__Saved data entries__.
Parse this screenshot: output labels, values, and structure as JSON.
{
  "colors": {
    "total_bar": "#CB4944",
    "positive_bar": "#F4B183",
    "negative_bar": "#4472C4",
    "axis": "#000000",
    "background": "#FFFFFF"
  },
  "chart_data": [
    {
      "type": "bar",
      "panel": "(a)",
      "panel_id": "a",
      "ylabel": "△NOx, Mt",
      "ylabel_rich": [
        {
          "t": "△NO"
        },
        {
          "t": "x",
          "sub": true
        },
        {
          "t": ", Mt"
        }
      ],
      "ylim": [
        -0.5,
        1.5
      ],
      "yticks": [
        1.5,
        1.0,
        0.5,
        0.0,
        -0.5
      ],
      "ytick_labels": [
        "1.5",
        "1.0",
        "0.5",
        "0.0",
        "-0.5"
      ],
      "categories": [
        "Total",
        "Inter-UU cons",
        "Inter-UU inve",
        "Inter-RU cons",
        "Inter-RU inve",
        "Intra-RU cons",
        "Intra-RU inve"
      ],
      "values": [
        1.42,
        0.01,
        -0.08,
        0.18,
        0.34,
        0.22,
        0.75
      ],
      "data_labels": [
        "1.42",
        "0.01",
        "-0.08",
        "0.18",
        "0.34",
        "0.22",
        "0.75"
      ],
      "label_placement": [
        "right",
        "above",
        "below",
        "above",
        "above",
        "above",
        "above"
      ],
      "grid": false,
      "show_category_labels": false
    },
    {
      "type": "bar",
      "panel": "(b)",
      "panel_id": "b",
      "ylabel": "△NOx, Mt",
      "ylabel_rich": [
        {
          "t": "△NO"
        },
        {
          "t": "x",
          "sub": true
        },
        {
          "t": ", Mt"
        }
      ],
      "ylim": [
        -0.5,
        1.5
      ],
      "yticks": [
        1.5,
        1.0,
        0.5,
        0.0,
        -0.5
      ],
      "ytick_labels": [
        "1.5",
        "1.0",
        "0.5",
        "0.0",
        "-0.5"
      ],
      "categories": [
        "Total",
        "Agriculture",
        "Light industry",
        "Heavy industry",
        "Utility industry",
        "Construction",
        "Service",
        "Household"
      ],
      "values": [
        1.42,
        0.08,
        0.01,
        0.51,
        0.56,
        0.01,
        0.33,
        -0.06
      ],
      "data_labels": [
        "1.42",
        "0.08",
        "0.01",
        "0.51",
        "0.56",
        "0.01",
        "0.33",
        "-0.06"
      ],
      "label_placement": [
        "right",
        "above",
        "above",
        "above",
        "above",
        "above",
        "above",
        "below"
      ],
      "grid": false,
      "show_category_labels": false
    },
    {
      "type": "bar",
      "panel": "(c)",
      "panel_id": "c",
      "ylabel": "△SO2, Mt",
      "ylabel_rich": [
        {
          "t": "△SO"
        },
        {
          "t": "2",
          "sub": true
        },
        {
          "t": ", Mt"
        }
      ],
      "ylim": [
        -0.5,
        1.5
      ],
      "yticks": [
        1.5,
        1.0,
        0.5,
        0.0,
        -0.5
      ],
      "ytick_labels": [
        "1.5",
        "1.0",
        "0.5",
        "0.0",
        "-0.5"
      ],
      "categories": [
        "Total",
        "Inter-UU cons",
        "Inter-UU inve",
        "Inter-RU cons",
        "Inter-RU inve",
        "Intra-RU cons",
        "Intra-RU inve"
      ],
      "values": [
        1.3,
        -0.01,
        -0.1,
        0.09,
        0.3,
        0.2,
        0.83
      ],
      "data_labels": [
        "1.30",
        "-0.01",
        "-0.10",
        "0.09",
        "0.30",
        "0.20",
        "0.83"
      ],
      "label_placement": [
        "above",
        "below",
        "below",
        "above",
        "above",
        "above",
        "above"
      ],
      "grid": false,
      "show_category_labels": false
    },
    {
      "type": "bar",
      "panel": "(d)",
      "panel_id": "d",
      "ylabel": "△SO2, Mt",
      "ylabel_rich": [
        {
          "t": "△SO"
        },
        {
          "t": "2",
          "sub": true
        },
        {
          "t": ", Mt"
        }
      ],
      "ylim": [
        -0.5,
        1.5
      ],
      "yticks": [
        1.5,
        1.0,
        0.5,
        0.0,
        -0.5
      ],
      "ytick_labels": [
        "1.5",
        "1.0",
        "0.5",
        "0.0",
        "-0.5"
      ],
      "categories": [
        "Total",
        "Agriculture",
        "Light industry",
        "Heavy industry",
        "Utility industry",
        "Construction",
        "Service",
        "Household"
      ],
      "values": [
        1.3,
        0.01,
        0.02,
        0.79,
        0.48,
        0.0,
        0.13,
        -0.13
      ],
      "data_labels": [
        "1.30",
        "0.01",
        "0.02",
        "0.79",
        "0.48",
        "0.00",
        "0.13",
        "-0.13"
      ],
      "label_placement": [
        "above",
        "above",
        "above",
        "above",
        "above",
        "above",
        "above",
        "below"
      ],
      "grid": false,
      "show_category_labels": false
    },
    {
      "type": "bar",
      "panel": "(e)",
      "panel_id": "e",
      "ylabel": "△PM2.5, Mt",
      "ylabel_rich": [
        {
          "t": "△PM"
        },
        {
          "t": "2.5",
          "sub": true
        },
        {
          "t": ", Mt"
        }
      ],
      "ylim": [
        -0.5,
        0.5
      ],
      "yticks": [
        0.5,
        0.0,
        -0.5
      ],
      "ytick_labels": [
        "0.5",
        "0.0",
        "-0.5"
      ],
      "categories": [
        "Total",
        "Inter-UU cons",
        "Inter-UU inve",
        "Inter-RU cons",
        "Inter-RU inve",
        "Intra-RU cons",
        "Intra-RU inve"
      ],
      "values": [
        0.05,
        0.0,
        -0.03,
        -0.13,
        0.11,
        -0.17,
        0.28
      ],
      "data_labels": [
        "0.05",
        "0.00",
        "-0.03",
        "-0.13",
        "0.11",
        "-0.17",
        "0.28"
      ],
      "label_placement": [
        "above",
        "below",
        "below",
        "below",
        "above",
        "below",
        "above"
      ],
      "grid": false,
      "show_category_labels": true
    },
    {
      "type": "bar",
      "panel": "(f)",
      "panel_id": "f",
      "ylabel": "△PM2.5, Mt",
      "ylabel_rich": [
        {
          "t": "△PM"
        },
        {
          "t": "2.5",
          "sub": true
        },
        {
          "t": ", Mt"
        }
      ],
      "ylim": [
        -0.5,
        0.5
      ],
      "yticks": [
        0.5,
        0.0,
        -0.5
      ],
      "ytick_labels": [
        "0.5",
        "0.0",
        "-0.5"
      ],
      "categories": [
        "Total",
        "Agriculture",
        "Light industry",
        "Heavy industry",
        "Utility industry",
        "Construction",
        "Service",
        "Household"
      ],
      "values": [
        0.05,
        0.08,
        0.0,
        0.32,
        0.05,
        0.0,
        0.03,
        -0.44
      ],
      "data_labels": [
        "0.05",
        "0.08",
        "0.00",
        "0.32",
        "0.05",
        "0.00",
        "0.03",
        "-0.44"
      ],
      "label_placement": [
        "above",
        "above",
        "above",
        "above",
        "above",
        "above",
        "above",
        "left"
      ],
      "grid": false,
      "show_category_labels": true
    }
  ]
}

__SHORT EXERCISE__. The entries above should be repeated exactly, every one of them.

__TASK SOLUTION__.
Parse this screenshot: output labels, values, and structure as JSON.
{
  "colors": {
    "total_bar": "#CB4944",
    "positive_bar": "#F4B183",
    "negative_bar": "#4472C4",
    "axis": "#000000",
    "background": "#FFFFFF"
  },
  "chart_data": [
    {
      "type": "bar",
      "panel": "(a)",
      "panel_id": "a",
      "ylabel": "△NOx, Mt",
      "ylabel_rich": [
        {
          "t": "△NO"
        },
        {
          "t": "x",
          "sub": true
        },
        {
          "t": ", Mt"
        }
      ],
      "ylim": [
        -0.5,
        1.5
      ],
      "yticks": [
        1.5,
        1.0,
        0.5,
        0.0,
        -0.5
      ],
      "ytick_labels": [
        "1.5",
        "1.0",
        "0.5",
        "0.0",
        "-0.5"
      ],
      "categories": [
        "Total",
        "Inter-UU cons",
        "Inter-UU inve",
        "Inter-RU cons",
        "Inter-RU inve",
        "Intra-RU cons",
        "Intra-RU inve"
      ],
      "values": [
        1.42,
        0.01,
        -0.08,
        0.18,
        0.34,
        0.22,
        0.75
      ],
      "data_labels": [
        "1.42",
        "0.01",
        "-0.08",
        "0.18",
        "0.34",
        "0.22",
        "0.75"
      ],
      "label_placement": [
        "right",
        "above",
        "below",
        "above",
        "above",
        "above",
        "above"
      ],
      "grid": false,
      "show_category_labels": false
    },
    {
      "type": "bar",
      "panel": "(b)",
      "panel_id": "b",
      "ylabel": "△NOx, Mt",
      "ylabel_rich": [
        {
          "t": "△NO"
        },
        {
          "t": "x",
          "sub": true
        },
        {
          "t": ", Mt"
        }
      ],
      "ylim": [
        -0.5,
        1.5
      ],
      "yticks": [
        1.5,
        1.0,
        0.5,
        0.0,
        -0.5
      ],
      "ytick_labels": [
        "1.5",
        "1.0",
        "0.5",
        "0.0",
        "-0.5"
      ],
      "categories": [
        "Total",
        "Agriculture",
        "Light industry",
        "Heavy industry",
        "Utility industry",
        "Construction",
        "Service",
        "Household"
      ],
      "values": [
        1.42,
        0.08,
        0.01,
        0.51,
        0.56,
        0.01,
        0.33,
        -0.06
      ],
      "data_labels": [
        "1.42",
        "0.08",
        "0.01",
        "0.51",
        "0.56",
        "0.01",
        "0.33",
        "-0.06"
      ],
      "label_placement": [
        "right",
        "above",
        "above",
        "above",
        "above",
        "above",
        "above",
        "below"
      ],
      "grid": false,
      "show_category_labels": false
    },
    {
      "type": "bar",
      "panel": "(c)",
      "panel_id": "c",
      "ylabel": "△SO2, Mt",
      "ylabel_rich": [
        {
          "t": "△SO"
        },
        {
          "t": "2",
          "sub": true
        },
        {
          "t": ", Mt"
        }
      ],
      "ylim": [
        -0.5,
        1.5
      ],
      "yticks": [
        1.5,
        1.0,
        0.5,
        0.0,
        -0.5
      ],
      "ytick_labels": [
        "1.5",
        "1.0",
        "0.5",
        "0.0",
        "-0.5"
      ],
      "categories": [
        "Total",
        "Inter-UU cons",
        "Inter-UU inve",
        "Inter-RU cons",
        "Inter-RU inve",
        "Intra-RU cons",
        "Intra-RU inve"
      ],
      "values": [
        1.3,
        -0.01,
        -0.1,
        0.09,
        0.3,
        0.2,
        0.83
      ],
      "data_labels": [
        "1.30",
        "-0.01",
        "-0.10",
        "0.09",
        "0.30",
        "0.20",
        "0.83"
      ],
      "label_placement": [
        "above",
        "below",
        "below",
        "above",
        "above",
        "above",
        "above"
      ],
      "grid": false,
      "show_category_labels": false
    },
    {
      "type": "bar",
      "panel": "(d)",
      "panel_id": "d",
      "ylabel": "△SO2, Mt",
      "ylabel_rich": [
        {
          "t": "△SO"
        },
        {
          "t": "2",
          "sub": true
        },
        {
          "t": ", Mt"
        }
      ],
      "ylim": [
        -0.5,
        1.5
      ],
      "yticks": [
        1.5,
        1.0,
        0.5,
        0.0,
        -0.5
      ],
      "ytick_labels": [
        "1.5",
        "1.0",
        "0.5",
        "0.0",
        "-0.5"
      ],
      "categories": [
        "Total",
        "Agriculture",
        "Light industry",
        "Heavy industry",
        "Utility industry",
        "Construction",
        "Service",
        "Household"
      ],
      "values": [
        1.3,
        0.01,
        0.02,
        0.79,
        0.48,
        0.0,
        0.13,
        -0.13
      ],
      "data_labels": [
        "1.30",
        "0.01",
        "0.02",
        "0.79",
        "0.48",
        "0.00",
        "0.13",
        "-0.13"
      ],
      "label_placement": [
        "above",
        "above",
        "above",
        "above",
        "above",
        "above",
        "above",
        "below"
      ],
      "grid": false,
      "show_category_labels": false
    },
    {
      "type": "bar",
      "panel": "(e)",
      "panel_id": "e",
      "ylabel": "△PM2.5, Mt",
      "ylabel_rich": [
        {
          "t": "△PM"
        },
        {
          "t": "2.5",
          "sub": true
        },
        {
          "t": ", Mt"
        }
      ],
      "ylim": [
        -0.5,
        0.5
      ],
      "yticks": [
        0.5,
        0.0,
        -0.5
      ],
      "ytick_labels": [
        "0.5",
        "0.0",
        "-0.5"
      ],
      "categories": [
        "Total",
        "Inter-UU cons",
        "Inter-UU inve",
        "Inter-RU cons",
        "Inter-RU inve",
        "Intra-RU cons",
        "Intra-RU inve"
      ],
      "values": [
        0.05,
        0.0,
        -0.03,
        -0.13,
        0.11,
        -0.17,
        0.28
      ],
      "data_labels": [
        "0.05",
        "0.00",
        "-0.03",
        "-0.13",
        "0.11",
        "-0.17",
        "0.28"
      ],
      "label_placement": [
        "above",
        "below",
        "below",
        "below",
        "above",
        "below",
        "above"
      ],
      "grid": false,
      "show_category_labels": true
    },
    {
      "type": "bar",
      "panel": "(f)",
      "panel_id": "f",
      "ylabel": "△PM2.5, Mt",
      "ylabel_rich": [
        {
          "t": "△PM"
        },
        {
          "t": "2.5",
          "sub": true
        },
        {
          "t": ", Mt"
        }
      ],
      "ylim": [
        -0.5,
        0.5
      ],
      "yticks": [
        0.5,
        0.0,
        -0.5
      ],
      "ytick_labels": [
        "0.5",
        "0.0",
        "-0.5"
      ],
      "categories": [
        "Total",
        "Agriculture",
        "Light industry",
        "Heavy industry",
        "Utility industry",
        "Construction",
        "Service",
        "Household"
      ],
      "values": [
        0.05,
        0.08,
        0.0,
        0.32,
        0.05,
        0.0,
        0.03,
        -0.44
      ],
      "data_labels": [
        "0.05",
        "0.08",
        "0.00",
        "0.32",
        "0.05",
        "0.00",
        "0.03",
        "-0.44"
      ],
      "label_placement": [
        "above",
        "above",
        "above",
        "above",
        "above",
        "above",
        "above",
        "left"
      ],
      "grid": false,
      "show_category_labels": true
    }
  ]
}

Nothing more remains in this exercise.